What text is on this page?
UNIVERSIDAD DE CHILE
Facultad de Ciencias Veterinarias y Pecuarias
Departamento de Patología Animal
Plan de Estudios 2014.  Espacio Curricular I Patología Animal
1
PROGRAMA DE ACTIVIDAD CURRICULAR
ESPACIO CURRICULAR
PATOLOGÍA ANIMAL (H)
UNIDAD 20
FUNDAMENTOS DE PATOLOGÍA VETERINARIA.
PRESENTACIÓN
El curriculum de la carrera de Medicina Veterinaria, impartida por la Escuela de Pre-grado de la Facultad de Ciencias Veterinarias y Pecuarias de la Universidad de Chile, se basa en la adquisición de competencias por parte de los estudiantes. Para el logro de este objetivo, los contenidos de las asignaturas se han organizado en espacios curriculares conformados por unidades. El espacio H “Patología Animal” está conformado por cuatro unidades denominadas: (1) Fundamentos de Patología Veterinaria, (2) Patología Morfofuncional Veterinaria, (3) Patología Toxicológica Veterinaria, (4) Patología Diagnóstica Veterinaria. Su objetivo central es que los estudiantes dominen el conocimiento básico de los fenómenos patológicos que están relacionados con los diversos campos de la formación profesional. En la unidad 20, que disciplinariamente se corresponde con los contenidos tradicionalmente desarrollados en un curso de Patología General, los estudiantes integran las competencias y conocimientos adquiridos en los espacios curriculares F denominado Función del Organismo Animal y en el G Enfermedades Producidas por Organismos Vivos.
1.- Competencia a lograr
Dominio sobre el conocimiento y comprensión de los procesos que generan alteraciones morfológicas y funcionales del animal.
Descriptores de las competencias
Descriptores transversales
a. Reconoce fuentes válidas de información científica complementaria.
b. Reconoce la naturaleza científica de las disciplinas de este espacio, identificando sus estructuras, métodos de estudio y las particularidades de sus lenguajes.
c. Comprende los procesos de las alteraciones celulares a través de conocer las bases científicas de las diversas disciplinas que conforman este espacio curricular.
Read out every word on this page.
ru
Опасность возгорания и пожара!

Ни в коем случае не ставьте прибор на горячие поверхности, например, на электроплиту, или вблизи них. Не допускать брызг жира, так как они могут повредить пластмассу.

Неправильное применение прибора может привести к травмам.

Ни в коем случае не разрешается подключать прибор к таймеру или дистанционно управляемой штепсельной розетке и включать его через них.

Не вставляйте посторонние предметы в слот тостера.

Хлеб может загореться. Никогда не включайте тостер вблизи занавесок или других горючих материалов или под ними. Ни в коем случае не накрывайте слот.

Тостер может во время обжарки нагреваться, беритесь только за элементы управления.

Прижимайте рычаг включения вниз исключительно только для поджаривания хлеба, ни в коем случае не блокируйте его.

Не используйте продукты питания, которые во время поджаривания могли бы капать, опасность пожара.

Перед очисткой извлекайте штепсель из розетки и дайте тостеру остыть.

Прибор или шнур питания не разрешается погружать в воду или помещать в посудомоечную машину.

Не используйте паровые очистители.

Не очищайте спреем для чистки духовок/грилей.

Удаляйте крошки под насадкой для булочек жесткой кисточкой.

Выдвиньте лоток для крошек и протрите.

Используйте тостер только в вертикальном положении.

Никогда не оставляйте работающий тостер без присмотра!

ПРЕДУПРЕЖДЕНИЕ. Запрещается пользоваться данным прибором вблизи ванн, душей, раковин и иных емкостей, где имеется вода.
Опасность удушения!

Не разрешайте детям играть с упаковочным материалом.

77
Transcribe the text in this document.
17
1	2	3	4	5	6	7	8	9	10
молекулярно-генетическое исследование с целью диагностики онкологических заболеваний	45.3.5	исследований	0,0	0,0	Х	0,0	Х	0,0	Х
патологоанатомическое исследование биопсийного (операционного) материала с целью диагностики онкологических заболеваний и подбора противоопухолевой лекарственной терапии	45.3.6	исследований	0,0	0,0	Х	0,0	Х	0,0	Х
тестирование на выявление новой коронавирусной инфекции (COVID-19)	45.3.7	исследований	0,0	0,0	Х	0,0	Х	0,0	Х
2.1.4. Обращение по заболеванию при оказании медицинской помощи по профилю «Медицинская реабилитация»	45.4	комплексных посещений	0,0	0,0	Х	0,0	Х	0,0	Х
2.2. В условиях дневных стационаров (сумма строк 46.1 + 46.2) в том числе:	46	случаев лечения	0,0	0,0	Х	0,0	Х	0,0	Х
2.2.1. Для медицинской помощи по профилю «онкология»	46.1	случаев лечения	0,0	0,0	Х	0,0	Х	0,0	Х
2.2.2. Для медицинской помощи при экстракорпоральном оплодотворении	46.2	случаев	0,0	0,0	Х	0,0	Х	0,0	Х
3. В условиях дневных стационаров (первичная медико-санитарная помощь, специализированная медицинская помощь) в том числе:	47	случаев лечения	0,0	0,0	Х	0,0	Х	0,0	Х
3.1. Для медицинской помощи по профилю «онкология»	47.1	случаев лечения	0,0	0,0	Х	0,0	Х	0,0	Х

▸ **Short exercise**
Take the entries above and transcribe them exactly.

▸ **Result for this task**
What text is on this page?
UNIVERSIDAD DE CHILE
Facultad de Ciencias Veterinarias y Pecuarias
Departamento de Patología Animal
Plan de Estudios 2014.  Espacio Curricular I Patología Animal
1
PROGRAMA DE ACTIVIDAD CURRICULAR
ESPACIO CURRICULAR
PATOLOGÍA ANIMAL (H)
UNIDAD 20
FUNDAMENTOS DE PATOLOGÍA VETERINARIA.
PRESENTACIÓN
El curriculum de la carrera de Medicina Veterinaria, impartida por la Escuela de Pre-grado de la Facultad de Ciencias Veterinarias y Pecuarias de la Universidad de Chile, se basa en la adquisición de competencias por parte de los estudiantes. Para el logro de este objetivo, los contenidos de las asignaturas se han organizado en espacios curriculares conformados por unidades. El espacio H “Patología Animal” está conformado por cuatro unidades denominadas: (1) Fundamentos de Patología Veterinaria, (2) Patología Morfofuncional Veterinaria, (3) Patología Toxicológica Veterinaria, (4) Patología Diagnóstica Veterinaria. Su objetivo central es que los estudiantes dominen el conocimiento básico de los fenómenos patológicos que están relacionados con los diversos campos de la formación profesional. En la unidad 20, que disciplinariamente se corresponde con los contenidos tradicionalmente desarrollados en un curso de Patología General, los estudiantes integran las competencias y conocimientos adquiridos en los espacios curriculares F denominado Función del Organismo Animal y en el G Enfermedades Producidas por Organismos Vivos.
1.- Competencia a lograr
Dominio sobre el conocimiento y comprensión de los procesos que generan alteraciones morfológicas y funcionales del animal.
Descriptores de las competencias
Descriptores transversales
a. Reconoce fuentes válidas de información científica complementaria.
b. Reconoce la naturaleza científica de las disciplinas de este espacio, identificando sus estructuras, métodos de estudio y las particularidades de sus lenguajes.
c. Comprende los procesos de las alteraciones celulares a través de conocer las bases científicas de las diversas disciplinas que conforman este espacio curricular.
Read out every word on this page.
ru
Опасность возгорания и пожара!

Ни в коем случае не ставьте прибор на горячие поверхности, например, на электроплиту, или вблизи них. Не допускать брызг жира, так как они могут повредить пластмассу.

Неправильное применение прибора может привести к травмам.

Ни в коем случае не разрешается подключать прибор к таймеру или дистанционно управляемой штепсельной розетке и включать его через них.

Не вставляйте посторонние предметы в слот тостера.

Хлеб может загореться. Никогда не включайте тостер вблизи занавесок или других горючих материалов или под ними. Ни в коем случае не накрывайте слот.

Тостер может во время обжарки нагреваться, беритесь только за элементы управления.

Прижимайте рычаг включения вниз исключительно только для поджаривания хлеба, ни в коем случае не блокируйте его.

Не используйте продукты питания, которые во время поджаривания могли бы капать, опасность пожара.

Перед очисткой извлекайте штепсель из розетки и дайте тостеру остыть.

Прибор или шнур питания не разрешается погружать в воду или помещать в посудомоечную машину.

Не используйте паровые очистители.

Не очищайте спреем для чистки духовок/грилей.

Удаляйте крошки под насадкой для булочек жесткой кисточкой.

Выдвиньте лоток для крошек и протрите.

Используйте тостер только в вертикальном положении.

Никогда не оставляйте работающий тостер без присмотра!

ПРЕДУПРЕЖДЕНИЕ. Запрещается пользоваться данным прибором вблизи ванн, душей, раковин и иных емкостей, где имеется вода.
Опасность удушения!

Не разрешайте детям играть с упаковочным материалом.

77
Transcribe the text in this document.
17
1	2	3	4	5	6	7	8	9	10
молекулярно-генетическое исследование с целью диагностики онкологических заболеваний	45.3.5	исследований	0,0	0,0	Х	0,0	Х	0,0	Х
патологоанатомическое исследование биопсийного (операционного) материала с целью диагностики онкологических заболеваний и подбора противоопухолевой лекарственной терапии	45.3.6	исследований	0,0	0,0	Х	0,0	Х	0,0	Х
тестирование на выявление новой коронавирусной инфекции (COVID-19)	45.3.7	исследований	0,0	0,0	Х	0,0	Х	0,0	Х
2.1.4. Обращение по заболеванию при оказании медицинской помощи по профилю «Медицинская реабилитация»	45.4	комплексных посещений	0,0	0,0	Х	0,0	Х	0,0	Х
2.2. В условиях дневных стационаров (сумма строк 46.1 + 46.2) в том числе:	46	случаев лечения	0,0	0,0	Х	0,0	Х	0,0	Х
2.2.1. Для медицинской помощи по профилю «онкология»	46.1	случаев лечения	0,0	0,0	Х	0,0	Х	0,0	Х
2.2.2. Для медицинской помощи при экстракорпоральном оплодотворении	46.2	случаев	0,0	0,0	Х	0,0	Х	0,0	Х
3. В условиях дневных стационаров (первичная медико-санитарная помощь, специализированная медицинская помощь) в том числе:	47	случаев лечения	0,0	0,0	Х	0,0	Х	0,0	Х
3.1. Для медицинской помощи по профилю «онкология»	47.1	случаев лечения	0,0	0,0	Х	0,0	Х	0,0	Х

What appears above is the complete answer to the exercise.